__Short task__
Select from the records below every line that has the word "전국연합" in it.

BEGIN

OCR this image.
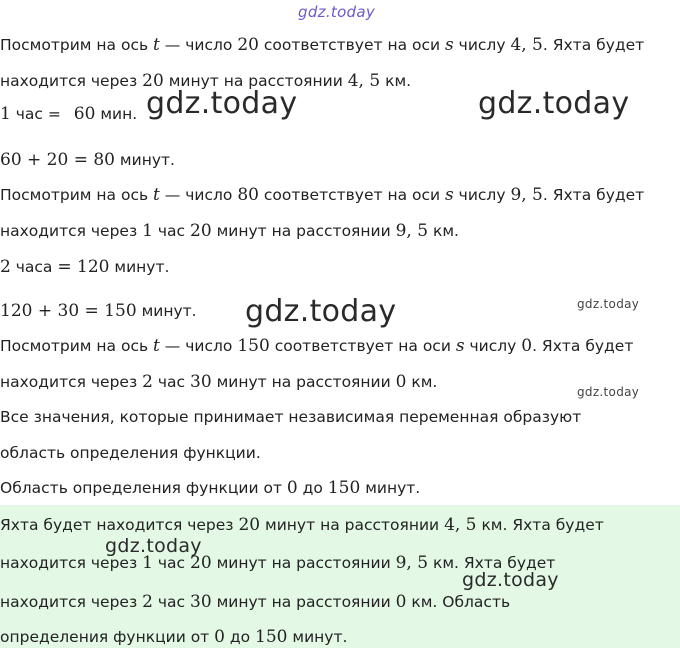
gdz.today
Посмотрим на ось t — число 20 соответствует на оси s числу 4, 5. Яхта будет
находится через 20 минут на расстоянии 4, 5 км.
1 час = 60 мин. gdz.today	gdz.today
60 + 20 = 80 минут.
Посмотрим на ось t — число 80 соответствует на оси s числу 9, 5. Яхта будет
находится через 1 час 20 минут на расстоянии 9, 5 км.
2 часа = 120 минут.
120 + 30 = 150 минут. gdz.today	gdz.today
Посмотрим на ось t — число 150 соответствует на оси s числу 0. Яхта будет
находится через 2 час 30 минут на расстоянии 0 км.
gdz.today
Все значения, которые принимает независимая переменная образуют
область определения функции.
Область определения функции от 0 до 150 минут.
Яхта будет находится через 20 минут на расстоянии 4, 5 км. Яхта будет
находится через 1 час 20 минут на расстоянии 9, 5 км. Яхта будет
находится через 2 час 30 минут на расстоянии 0 км. Область
определения функции от 0 до 150 минут.
gdz.today
gdz.today
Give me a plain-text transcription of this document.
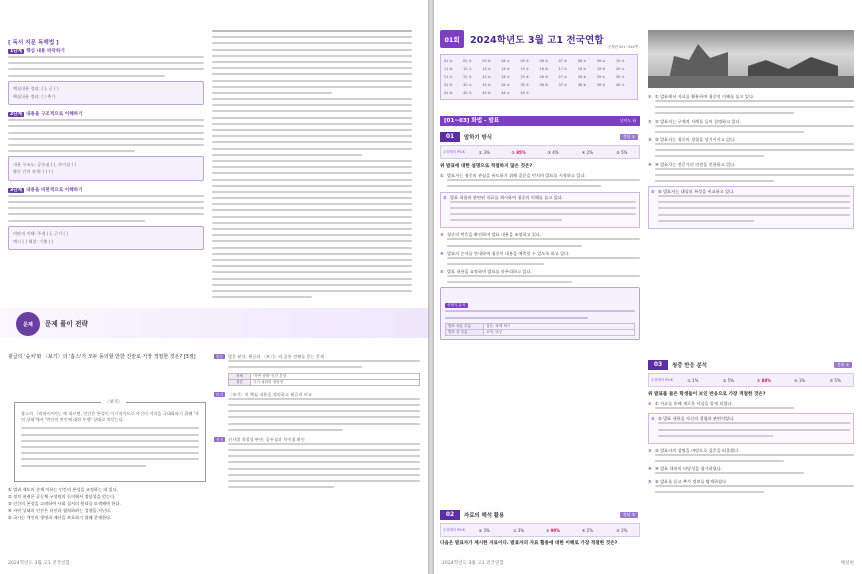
[ 독서 지문 독해법 ]
1단계 핵심 내용 파악하기
핵심내용 정리: ( ), 글 ( )
핵심내용 정리: ( ) 추가
2단계 내용을 구조적으로 이해하기
내용 구조도: 공통점 ( ), 차이점 ( )
활동 간의 관계: ( ) ( )
3단계 내용을 비판적으로 이해하기
비판적 이해: 주제 ( ), 근거 ( )
예시 ( ) 해결: 기출 ( )
문제	문제 풀이 전략
윗글의 '숲치'와 〈보기〉의 '흡스'가 모두 동의할 만한 진술로 가장 적절한 것은? [3점]
〈보기〉
홉스의 『리바이어던』에 따르면, 인간은 본성이 이기적이므로 자신의 이익을 극대화하기 위해 '자연 상태'에서 '만인의 만인에 대한 투쟁' 상태로 치닫는다.
① 법과 제도의 존재 이유는 인간의 본성을 교정하는 데 있다.
② 정치 권력은 공동체 구성원의 동의에서 정당성을 얻는다.
③ 인간의 본성을 고려하여 사회 질서의 원리를 모색해야 한다.
④ 자연 상태의 인간은 타인과 협력하려는 성향을 지닌다.
⑤ 국가는 개인의 생명과 재산을 보호하기 위해 존재한다.
발문	발문 분석: 윗글과 〈보기〉의 공통 견해를 묻는 문제
전제	'자연 상태' 인간 본성
결론	국가 권력의 정당성
보기	〈보기〉의 핵심 내용을 정리하고 윗글과 비교
선지	선지별 적절성 판단: 공통점과 차이점 확인
2024학년도 3월 고1 전국연합
01회	2024학년도 3월 고1 전국연합
문제편 001~024쪽
01 ②	02 ④	03 ⑤	04 ②	05 ③	06 ①	07 ④	08 ③	09 ②	10 ⑤
11 ④	12 ①	13 ③	14 ⑤	15 ②	16 ④	17 ①	18 ③	19 ⑤	20 ②
21 ③	22 ④	23 ②	24 ①	25 ⑤	26 ③	27 ②	28 ④	29 ①	30 ③
31 ⑤	32 ②	33 ④	34 ③	35 ①	36 ⑤	37 ②	38 ④	39 ③	40 ①
41 ④	42 ③	43 ⑤	44 ②	45 ①
[01~03] 화법 - 발표	난이도 하
01	말하기 방식	정답 ②
수험생의 PICK	① 3%	② 85%	③ 4%	④ 2%	⑤ 5%
위 발표에 대한 설명으로 적절하지 않은 것은?
① 발표자는 청중의 관심을 유도하기 위해 질문을 던지며 발표를 시작하고 있다.
② 발표 내용과 관련된 자료를 제시하여 청중의 이해를 돕고 있다.
③ 청중의 반응을 확인하며 발표 내용을 조정하고 있다.
④ 발표의 순서를 안내하여 청중이 내용을 예측할 수 있도록 하고 있다.
⑤ 발표 내용을 요약하며 발표를 마무리하고 있다.
선택지 분석
발표 처음 부분	질문, 화제 제시
발표 끝 부분	요약, 당부
02	자료의 해석 활용	정답 ③
수험생의 PICK	① 3%	② 3%	③ 90%	④ 2%	⑤ 2%
다음은 발표자가 제시한 자료이다. 발표자의 자료 활용에 대한 이해로 가장 적절한 것은?
① ① 발표에서 자료를 활용하여 청중의 이해를 돕고 있다.
② ② 발표자는 구체적 사례를 들어 설명하고 있다.
③ ③ 발표자는 청중의 경험을 상기시키고 있다.
④ ④ 발표자는 전문가의 의견을 인용하고 있다.
⑤ ⑤ 발표자는 대상의 특성을 비교하고 있다.
03	청중 반응 분석	정답 ③
수험생의 PICK	① 1%	② 5%	③ 88%	④ 1%	⑤ 5%
위 발표를 들은 학생들이 보인 반응으로 가장 적절한 것은?
① ① 자료를 통해 새로운 사실을 알게 되었다.
② ② 발표 내용을 자신의 경험과 관련지었다.
③ ③ 발표자의 설명을 바탕으로 질문을 떠올렸다.
④ ④ 발표 내용의 타당성을 평가하였다.
⑤ ⑤ 발표를 듣고 추가 정보를 탐색하였다.
2024학년도 3월 고1 전국연합	해설편
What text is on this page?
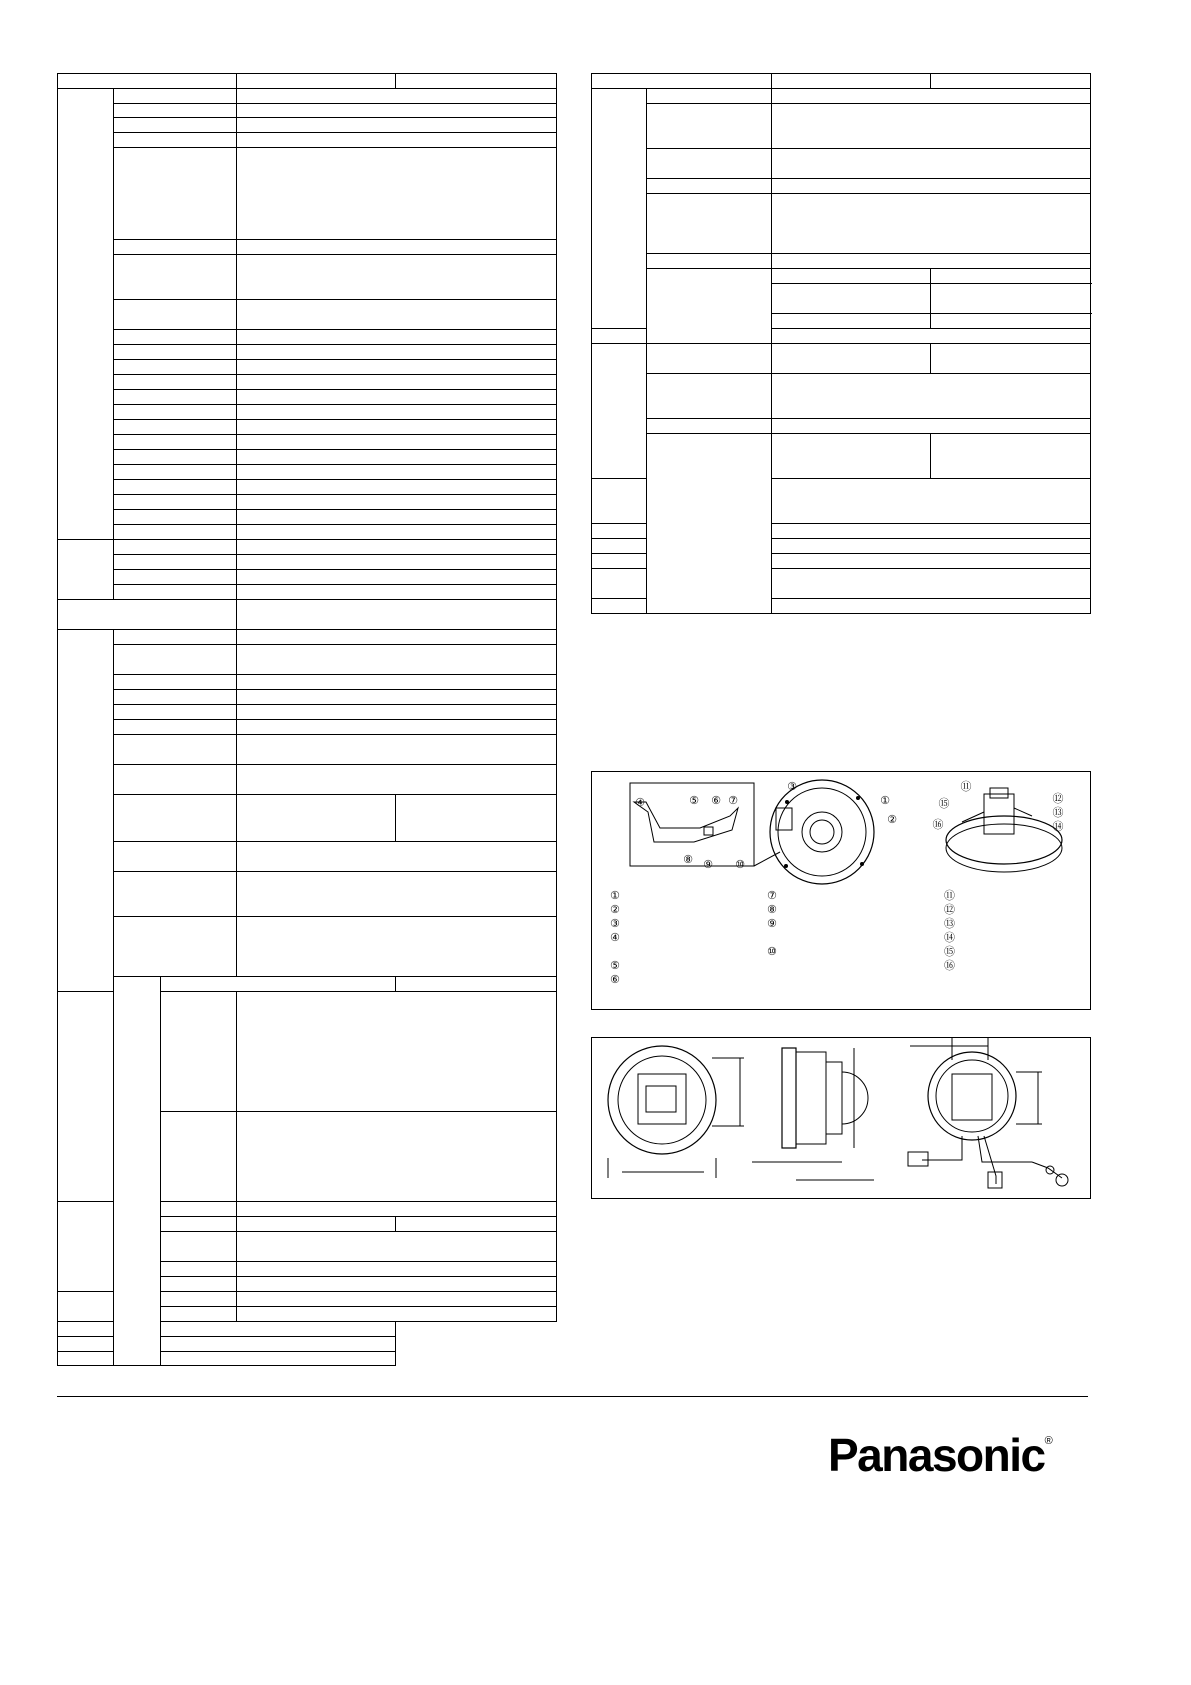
④	⑤ ⑥ ⑦
⑧ ⑨ ⑩
③
①
②
⑪
⑫
⑬
⑭
⑮
⑯
①
②
③
④
⑤
⑥
⑦
⑧
⑨
⑩
⑪
⑫
⑬
⑭
⑮
⑯
Panasonic®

END

__Finished exercise__
2024학년도 3월 고1 전국연합
01회	2024학년도 3월 고1 전국연합
2024학년도 3월 고1 전국연합	해설편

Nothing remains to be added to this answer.